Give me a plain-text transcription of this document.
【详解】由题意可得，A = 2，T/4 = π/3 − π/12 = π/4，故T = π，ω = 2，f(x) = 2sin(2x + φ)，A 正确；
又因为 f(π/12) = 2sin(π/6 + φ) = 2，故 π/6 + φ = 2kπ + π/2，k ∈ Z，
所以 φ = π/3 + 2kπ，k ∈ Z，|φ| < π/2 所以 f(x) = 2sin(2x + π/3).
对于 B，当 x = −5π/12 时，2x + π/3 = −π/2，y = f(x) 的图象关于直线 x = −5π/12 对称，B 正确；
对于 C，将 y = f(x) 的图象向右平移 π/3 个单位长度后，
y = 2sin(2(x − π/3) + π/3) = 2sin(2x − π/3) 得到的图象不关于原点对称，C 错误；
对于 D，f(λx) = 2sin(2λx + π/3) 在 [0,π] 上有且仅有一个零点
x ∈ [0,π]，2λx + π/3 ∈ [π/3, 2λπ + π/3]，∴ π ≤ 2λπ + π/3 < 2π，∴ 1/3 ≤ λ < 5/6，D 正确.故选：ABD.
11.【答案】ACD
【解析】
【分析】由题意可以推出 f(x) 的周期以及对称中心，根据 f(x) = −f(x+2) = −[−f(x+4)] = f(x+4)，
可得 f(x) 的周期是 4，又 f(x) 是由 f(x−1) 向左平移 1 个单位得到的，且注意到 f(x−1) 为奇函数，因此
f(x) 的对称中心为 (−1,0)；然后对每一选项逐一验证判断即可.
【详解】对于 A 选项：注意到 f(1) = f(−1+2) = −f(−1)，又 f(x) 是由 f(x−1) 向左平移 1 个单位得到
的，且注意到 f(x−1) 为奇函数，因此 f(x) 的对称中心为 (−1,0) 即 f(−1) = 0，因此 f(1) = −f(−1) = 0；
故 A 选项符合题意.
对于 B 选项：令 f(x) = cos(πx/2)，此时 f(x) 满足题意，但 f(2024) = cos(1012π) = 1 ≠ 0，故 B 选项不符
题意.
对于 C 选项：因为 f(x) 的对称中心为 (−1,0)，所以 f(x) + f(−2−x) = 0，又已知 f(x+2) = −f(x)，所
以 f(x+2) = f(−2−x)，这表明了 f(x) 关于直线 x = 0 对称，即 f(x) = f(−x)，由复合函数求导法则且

++++

• _Your instructions_
Return all the lines that contain the string "向左平移".

• _In response_
可得 f(x) 的周期是 4，又 f(x) 是由 f(x−1) 向左平移 1 个单位得到的，且注意到 f(x−1) 为奇函数，因此
【详解】对于 A 选项：注意到 f(1) = f(−1+2) = −f(−1)，又 f(x) 是由 f(x−1) 向左平移 1 个单位得到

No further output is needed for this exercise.